• THE DATA:
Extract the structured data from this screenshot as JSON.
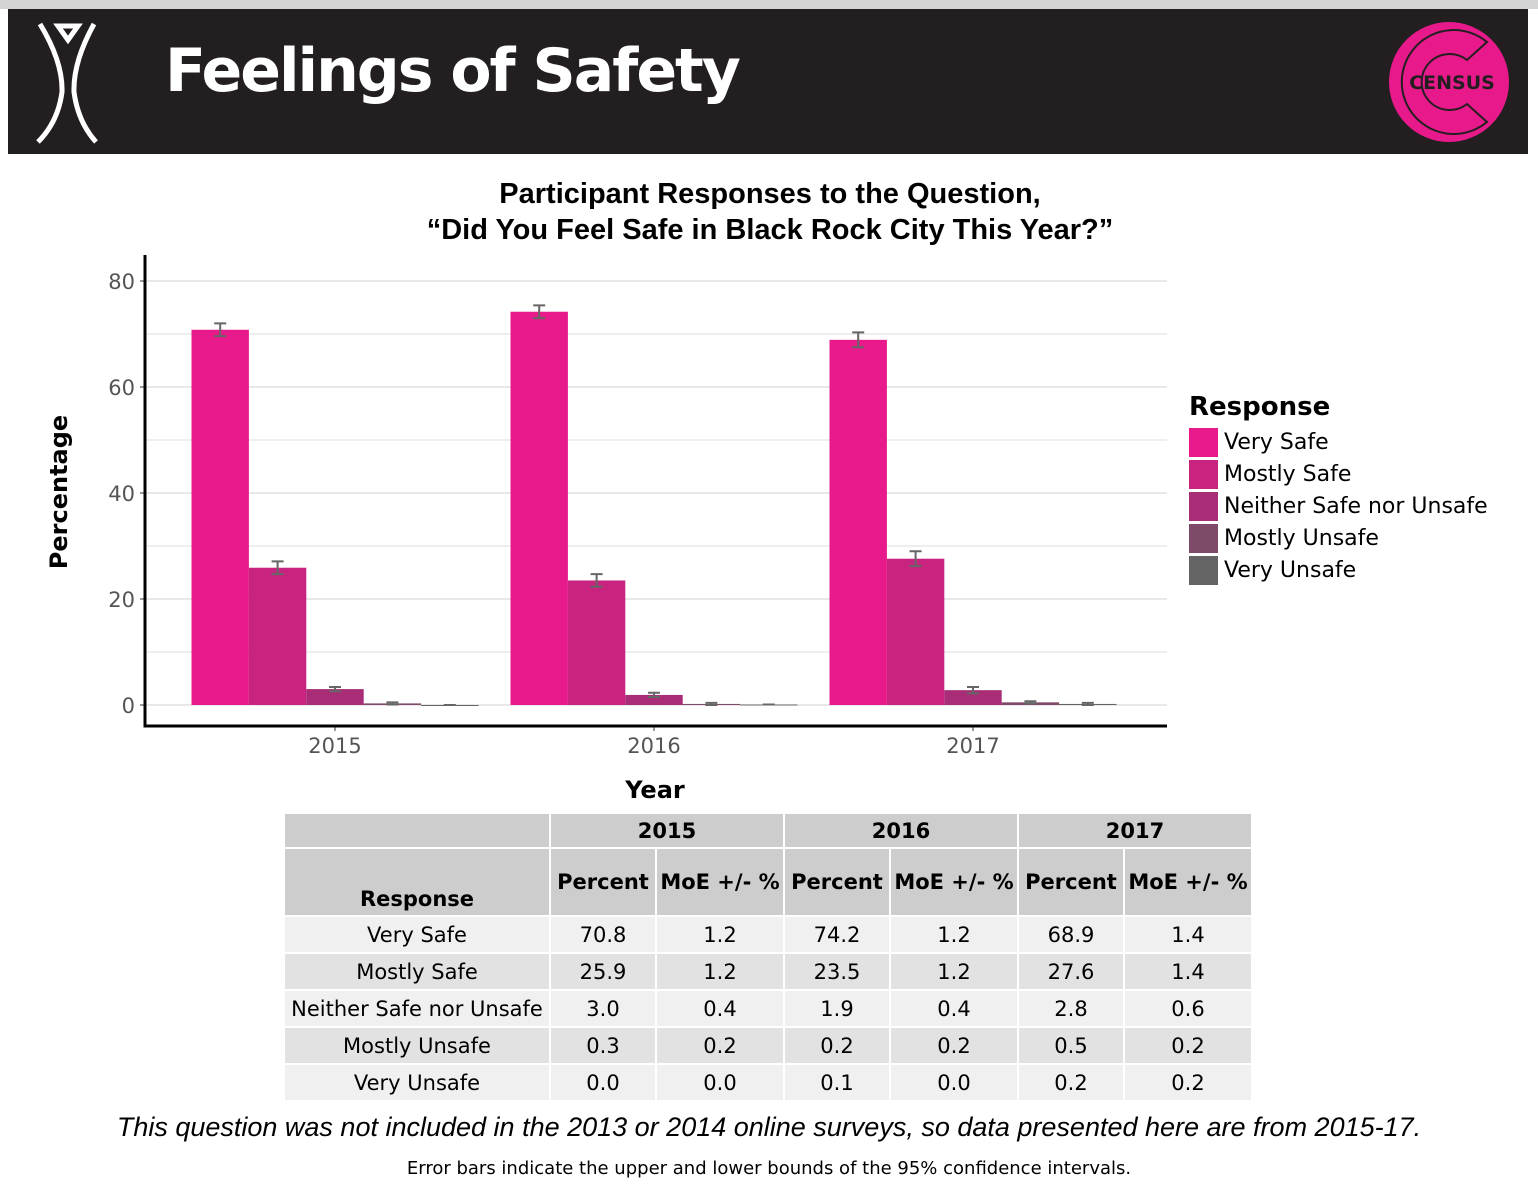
{
  "header": {
    "title": "Feelings of Safety",
    "logo_text": "CENSUS"
  },
  "colors": {
    "Very Safe": "#E8198B",
    "Mostly Safe": "#C8237E",
    "Neither Safe nor Unsafe": "#A82C76",
    "Mostly Unsafe": "#7E4A68",
    "Very Unsafe": "#646464",
    "header_bg": "#231f20"
  },
  "chart_data": {
    "type": "bar",
    "title_line1": "Participant Responses to the Question,",
    "title_line2": "“Did You Feel Safe in Black Rock City This Year?”",
    "xlabel": "Year",
    "ylabel": "Percentage",
    "ylim": [
      0,
      80
    ],
    "yticks": [
      "0",
      "20",
      "40",
      "60",
      "80"
    ],
    "categories": [
      "2015",
      "2016",
      "2017"
    ],
    "legend_title": "Response",
    "legend_position": "right",
    "grid": true,
    "series": [
      {
        "name": "Very Safe",
        "values": [
          70.8,
          74.2,
          68.9
        ],
        "moe": [
          1.2,
          1.2,
          1.4
        ]
      },
      {
        "name": "Mostly Safe",
        "values": [
          25.9,
          23.5,
          27.6
        ],
        "moe": [
          1.2,
          1.2,
          1.4
        ]
      },
      {
        "name": "Neither Safe nor  Unsafe",
        "values": [
          3.0,
          1.9,
          2.8
        ],
        "moe": [
          0.4,
          0.4,
          0.6
        ]
      },
      {
        "name": "Mostly Unsafe",
        "values": [
          0.3,
          0.2,
          0.5
        ],
        "moe": [
          0.2,
          0.2,
          0.2
        ]
      },
      {
        "name": "Very Unsafe",
        "values": [
          0.0,
          0.1,
          0.2
        ],
        "moe": [
          0.0,
          0.0,
          0.2
        ]
      }
    ]
  },
  "table": {
    "years": [
      "2015",
      "2016",
      "2017"
    ],
    "response_header": "Response",
    "sub_headers": [
      "Percent",
      "MoE +/- %"
    ],
    "rows": [
      [
        "Very Safe",
        "70.8",
        "1.2",
        "74.2",
        "1.2",
        "68.9",
        "1.4"
      ],
      [
        "Mostly Safe",
        "25.9",
        "1.2",
        "23.5",
        "1.2",
        "27.6",
        "1.4"
      ],
      [
        "Neither Safe nor Unsafe",
        "3.0",
        "0.4",
        "1.9",
        "0.4",
        "2.8",
        "0.6"
      ],
      [
        "Mostly Unsafe",
        "0.3",
        "0.2",
        "0.2",
        "0.2",
        "0.5",
        "0.2"
      ],
      [
        "Very Unsafe",
        "0.0",
        "0.0",
        "0.1",
        "0.0",
        "0.2",
        "0.2"
      ]
    ]
  },
  "notes": {
    "main": "This question was not included in the 2013 or 2014 online surveys, so  data presented here are from 2015-17.",
    "sub": "Error bars indicate the upper and lower bounds of the 95% confidence intervals."
  }
}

• THE PROBLEM: From the data, collect all lines where the string "Mostly" appears.

• TASK OUTPUT:
    "Mostly Safe": "#C8237E",
    "Mostly Unsafe": "#7E4A68",
        "name": "Mostly Safe",
        "name": "Mostly Unsafe",
        "Mostly Safe",
        "Mostly Unsafe",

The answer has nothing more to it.